**Aim**:
Produce an exact transcription of the listing below, omitting the pictures.

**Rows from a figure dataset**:
** begin **

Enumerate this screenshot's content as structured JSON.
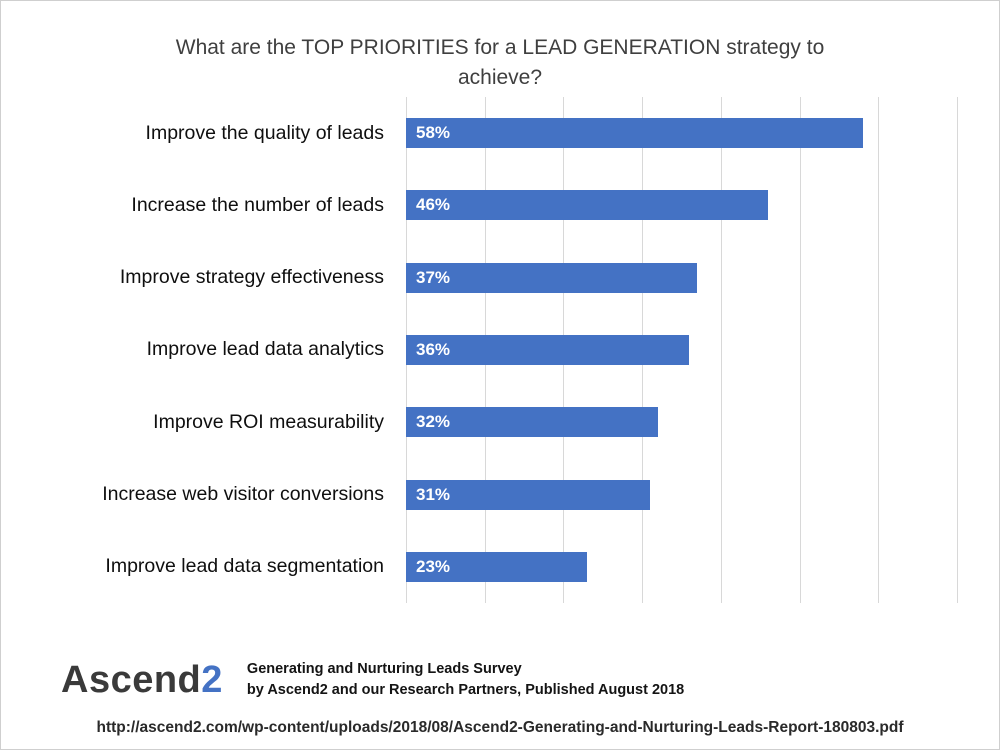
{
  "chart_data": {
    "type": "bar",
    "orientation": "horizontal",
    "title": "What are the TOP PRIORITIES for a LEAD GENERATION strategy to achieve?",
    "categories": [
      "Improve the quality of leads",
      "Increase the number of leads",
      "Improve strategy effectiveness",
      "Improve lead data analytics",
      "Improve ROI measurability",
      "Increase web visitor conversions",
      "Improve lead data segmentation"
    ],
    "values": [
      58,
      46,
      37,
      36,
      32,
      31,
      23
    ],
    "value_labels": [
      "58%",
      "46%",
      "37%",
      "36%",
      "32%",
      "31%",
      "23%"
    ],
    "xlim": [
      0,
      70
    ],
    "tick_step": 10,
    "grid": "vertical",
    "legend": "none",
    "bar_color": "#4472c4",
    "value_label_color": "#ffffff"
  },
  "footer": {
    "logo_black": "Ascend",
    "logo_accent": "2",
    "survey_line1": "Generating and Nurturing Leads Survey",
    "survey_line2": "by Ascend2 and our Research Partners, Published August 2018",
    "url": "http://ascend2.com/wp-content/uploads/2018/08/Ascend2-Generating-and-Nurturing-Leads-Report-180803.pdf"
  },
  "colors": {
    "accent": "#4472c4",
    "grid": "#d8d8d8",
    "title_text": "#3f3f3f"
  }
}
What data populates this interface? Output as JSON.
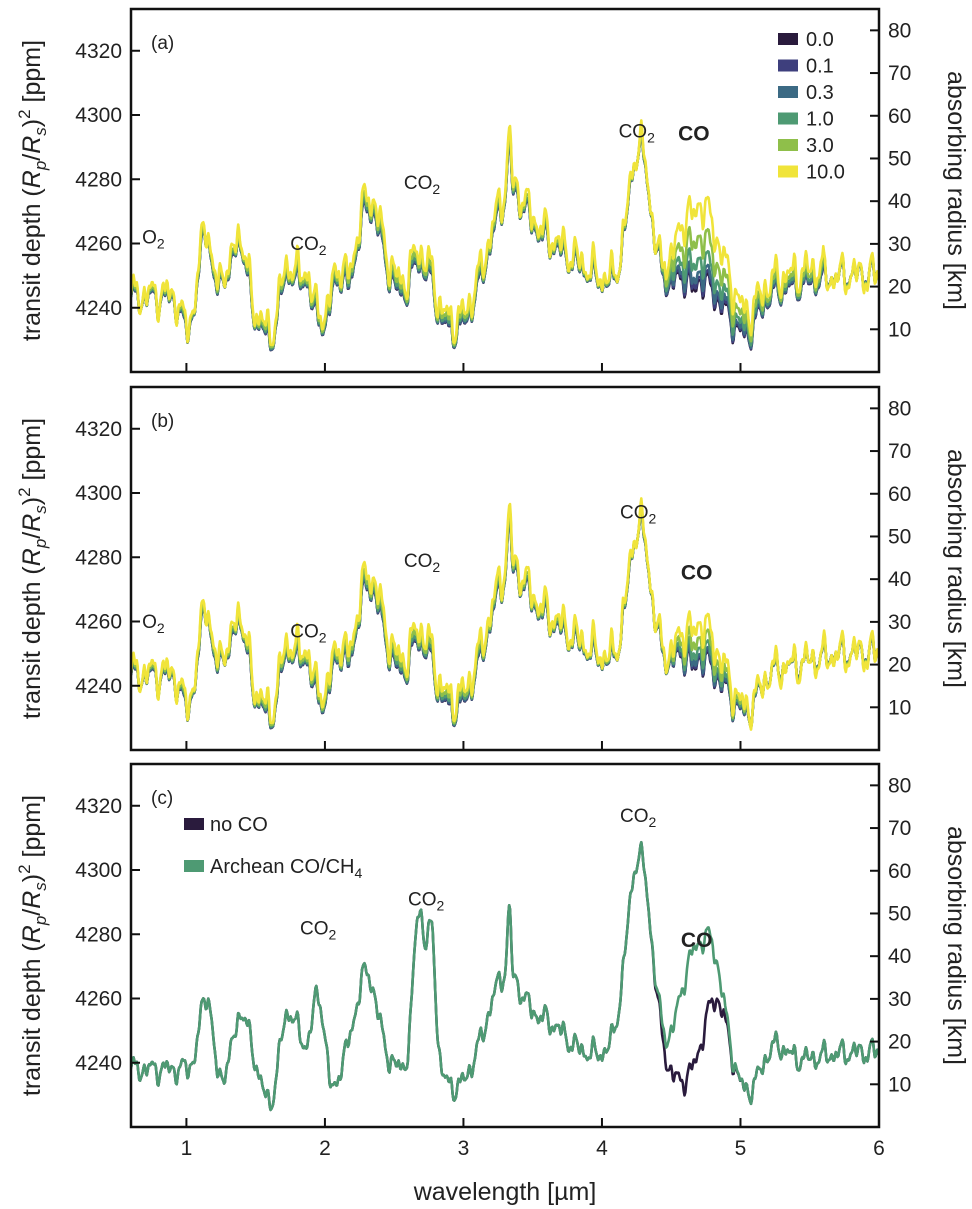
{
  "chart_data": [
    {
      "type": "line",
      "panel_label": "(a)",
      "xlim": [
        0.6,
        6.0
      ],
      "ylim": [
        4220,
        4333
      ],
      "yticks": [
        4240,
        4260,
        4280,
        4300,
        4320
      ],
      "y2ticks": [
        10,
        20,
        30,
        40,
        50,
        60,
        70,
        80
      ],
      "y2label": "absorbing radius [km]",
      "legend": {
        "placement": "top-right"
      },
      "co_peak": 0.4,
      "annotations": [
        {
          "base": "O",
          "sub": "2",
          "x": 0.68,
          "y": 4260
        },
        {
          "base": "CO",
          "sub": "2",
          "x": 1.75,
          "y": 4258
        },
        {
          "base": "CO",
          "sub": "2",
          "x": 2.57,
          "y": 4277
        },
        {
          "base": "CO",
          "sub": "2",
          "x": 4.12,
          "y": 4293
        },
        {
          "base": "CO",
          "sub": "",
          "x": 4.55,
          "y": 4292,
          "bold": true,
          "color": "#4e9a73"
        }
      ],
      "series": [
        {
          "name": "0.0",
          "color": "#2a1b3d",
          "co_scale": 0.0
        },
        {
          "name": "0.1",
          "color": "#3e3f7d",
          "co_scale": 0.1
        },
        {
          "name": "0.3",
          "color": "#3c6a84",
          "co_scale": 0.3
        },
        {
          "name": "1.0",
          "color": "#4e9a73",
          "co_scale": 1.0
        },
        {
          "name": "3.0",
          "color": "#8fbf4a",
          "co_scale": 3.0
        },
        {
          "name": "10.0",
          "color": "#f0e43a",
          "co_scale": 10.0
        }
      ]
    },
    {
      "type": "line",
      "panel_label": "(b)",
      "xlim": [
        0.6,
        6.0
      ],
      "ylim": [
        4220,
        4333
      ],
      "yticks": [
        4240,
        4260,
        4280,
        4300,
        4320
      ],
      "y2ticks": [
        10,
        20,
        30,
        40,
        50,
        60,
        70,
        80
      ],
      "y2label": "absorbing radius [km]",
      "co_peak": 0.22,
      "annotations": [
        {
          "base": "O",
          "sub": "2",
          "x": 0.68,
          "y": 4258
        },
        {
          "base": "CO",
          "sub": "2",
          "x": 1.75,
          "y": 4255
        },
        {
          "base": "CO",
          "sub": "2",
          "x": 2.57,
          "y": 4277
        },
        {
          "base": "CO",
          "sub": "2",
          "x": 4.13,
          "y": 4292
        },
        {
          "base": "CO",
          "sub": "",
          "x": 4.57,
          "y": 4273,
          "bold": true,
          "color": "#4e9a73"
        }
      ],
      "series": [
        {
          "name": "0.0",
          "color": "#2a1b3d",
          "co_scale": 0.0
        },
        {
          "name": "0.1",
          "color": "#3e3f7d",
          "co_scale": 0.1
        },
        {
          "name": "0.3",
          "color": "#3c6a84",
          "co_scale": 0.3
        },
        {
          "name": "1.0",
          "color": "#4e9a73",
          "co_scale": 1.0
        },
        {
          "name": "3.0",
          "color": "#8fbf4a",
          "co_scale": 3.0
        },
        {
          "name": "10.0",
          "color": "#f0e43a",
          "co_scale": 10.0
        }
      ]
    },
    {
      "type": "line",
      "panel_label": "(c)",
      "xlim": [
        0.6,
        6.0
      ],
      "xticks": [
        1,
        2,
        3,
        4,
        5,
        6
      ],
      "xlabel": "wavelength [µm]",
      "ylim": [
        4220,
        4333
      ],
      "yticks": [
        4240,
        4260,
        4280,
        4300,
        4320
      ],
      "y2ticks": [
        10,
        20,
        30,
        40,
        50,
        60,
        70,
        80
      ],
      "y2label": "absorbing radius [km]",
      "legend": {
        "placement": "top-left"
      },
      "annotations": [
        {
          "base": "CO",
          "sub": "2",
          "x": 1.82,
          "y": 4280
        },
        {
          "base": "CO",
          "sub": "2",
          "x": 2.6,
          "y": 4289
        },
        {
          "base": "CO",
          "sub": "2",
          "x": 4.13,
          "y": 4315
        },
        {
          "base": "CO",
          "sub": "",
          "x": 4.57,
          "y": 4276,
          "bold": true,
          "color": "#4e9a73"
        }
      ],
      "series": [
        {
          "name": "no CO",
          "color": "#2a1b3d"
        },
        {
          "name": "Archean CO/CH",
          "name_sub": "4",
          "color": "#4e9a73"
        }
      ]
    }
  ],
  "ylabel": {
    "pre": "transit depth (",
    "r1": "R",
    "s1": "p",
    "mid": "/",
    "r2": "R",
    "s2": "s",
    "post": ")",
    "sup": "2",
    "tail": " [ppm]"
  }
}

** end **

**The output**:
Enumerate this screenshot's content as structured JSON.
{
  "chart_data": {
    "type": "bar",
    "orientation": "horizontal",
    "title": "What are the TOP PRIORITIES for a LEAD GENERATION strategy to achieve?",
    "categories": [
      "Improve the quality of leads",
      "Increase the number of leads",
      "Improve strategy effectiveness",
      "Improve lead data analytics",
      "Improve ROI measurability",
      "Increase web visitor conversions",
      "Improve lead data segmentation"
    ],
    "values": [
      58,
      46,
      37,
      36,
      32,
      31,
      23
    ],
    "value_labels": [
      "58%",
      "46%",
      "37%",
      "36%",
      "32%",
      "31%",
      "23%"
    ],
    "xlim": [
      0,
      70
    ],
    "tick_step": 10,
    "grid": "vertical",
    "legend": "none",
    "bar_color": "#4472c4",
    "value_label_color": "#ffffff"
  },
  "footer": {
    "logo_black": "Ascend",
    "logo_accent": "2",
    "survey_line1": "Generating and Nurturing Leads Survey",
    "survey_line2": "by Ascend2 and our Research Partners, Published August 2018",
    "url": "http://ascend2.com/wp-content/uploads/2018/08/Ascend2-Generating-and-Nurturing-Leads-Report-180803.pdf"
  },
  "colors": {
    "accent": "#4472c4",
    "grid": "#d8d8d8",
    "title_text": "#3f3f3f"
  }
}
What data populates this interface? Output as JSON.
{
  "chart_data": [
    {
      "type": "line",
      "panel_label": "(a)",
      "xlim": [
        0.6,
        6.0
      ],
      "ylim": [
        4220,
        4333
      ],
      "yticks": [
        4240,
        4260,
        4280,
        4300,
        4320
      ],
      "y2ticks": [
        10,
        20,
        30,
        40,
        50,
        60,
        70,
        80
      ],
      "y2label": "absorbing radius [km]",
      "legend": {
        "placement": "top-right"
      },
      "co_peak": 0.4,
      "annotations": [
        {
          "base": "O",
          "sub": "2",
          "x": 0.68,
          "y": 4260
        },
        {
          "base": "CO",
          "sub": "2",
          "x": 1.75,
          "y": 4258
        },
        {
          "base": "CO",
          "sub": "2",
          "x": 2.57,
          "y": 4277
        },
        {
          "base": "CO",
          "sub": "2",
          "x": 4.12,
          "y": 4293
        },
        {
          "base": "CO",
          "sub": "",
          "x": 4.55,
          "y": 4292,
          "bold": true,
          "color": "#4e9a73"
        }
      ],
      "series": [
        {
          "name": "0.0",
          "color": "#2a1b3d",
          "co_scale": 0.0
        },
        {
          "name": "0.1",
          "color": "#3e3f7d",
          "co_scale": 0.1
        },
        {
          "name": "0.3",
          "color": "#3c6a84",
          "co_scale": 0.3
        },
        {
          "name": "1.0",
          "color": "#4e9a73",
          "co_scale": 1.0
        },
        {
          "name": "3.0",
          "color": "#8fbf4a",
          "co_scale": 3.0
        },
        {
          "name": "10.0",
          "color": "#f0e43a",
          "co_scale": 10.0
        }
      ]
    },
    {
      "type": "line",
      "panel_label": "(b)",
      "xlim": [
        0.6,
        6.0
      ],
      "ylim": [
        4220,
        4333
      ],
      "yticks": [
        4240,
        4260,
        4280,
        4300,
        4320
      ],
      "y2ticks": [
        10,
        20,
        30,
        40,
        50,
        60,
        70,
        80
      ],
      "y2label": "absorbing radius [km]",
      "co_peak": 0.22,
      "annotations": [
        {
          "base": "O",
          "sub": "2",
          "x": 0.68,
          "y": 4258
        },
        {
          "base": "CO",
          "sub": "2",
          "x": 1.75,
          "y": 4255
        },
        {
          "base": "CO",
          "sub": "2",
          "x": 2.57,
          "y": 4277
        },
        {
          "base": "CO",
          "sub": "2",
          "x": 4.13,
          "y": 4292
        },
        {
          "base": "CO",
          "sub": "",
          "x": 4.57,
          "y": 4273,
          "bold": true,
          "color": "#4e9a73"
        }
      ],
      "series": [
        {
          "name": "0.0",
          "color": "#2a1b3d",
          "co_scale": 0.0
        },
        {
          "name": "0.1",
          "color": "#3e3f7d",
          "co_scale": 0.1
        },
        {
          "name": "0.3",
          "color": "#3c6a84",
          "co_scale": 0.3
        },
        {
          "name": "1.0",
          "color": "#4e9a73",
          "co_scale": 1.0
        },
        {
          "name": "3.0",
          "color": "#8fbf4a",
          "co_scale": 3.0
        },
        {
          "name": "10.0",
          "color": "#f0e43a",
          "co_scale": 10.0
        }
      ]
    },
    {
      "type": "line",
      "panel_label": "(c)",
      "xlim": [
        0.6,
        6.0
      ],
      "xticks": [
        1,
        2,
        3,
        4,
        5,
        6
      ],
      "xlabel": "wavelength [µm]",
      "ylim": [
        4220,
        4333
      ],
      "yticks": [
        4240,
        4260,
        4280,
        4300,
        4320
      ],
      "y2ticks": [
        10,
        20,
        30,
        40,
        50,
        60,
        70,
        80
      ],
      "y2label": "absorbing radius [km]",
      "legend": {
        "placement": "top-left"
      },
      "annotations": [
        {
          "base": "CO",
          "sub": "2",
          "x": 1.82,
          "y": 4280
        },
        {
          "base": "CO",
          "sub": "2",
          "x": 2.6,
          "y": 4289
        },
        {
          "base": "CO",
          "sub": "2",
          "x": 4.13,
          "y": 4315
        },
        {
          "base": "CO",
          "sub": "",
          "x": 4.57,
          "y": 4276,
          "bold": true,
          "color": "#4e9a73"
        }
      ],
      "series": [
        {
          "name": "no CO",
          "color": "#2a1b3d"
        },
        {
          "name": "Archean CO/CH",
          "name_sub": "4",
          "color": "#4e9a73"
        }
      ]
    }
  ],
  "ylabel": {
    "pre": "transit depth (",
    "r1": "R",
    "s1": "p",
    "mid": "/",
    "r2": "R",
    "s2": "s",
    "post": ")",
    "sup": "2",
    "tail": " [ppm]"
  }
}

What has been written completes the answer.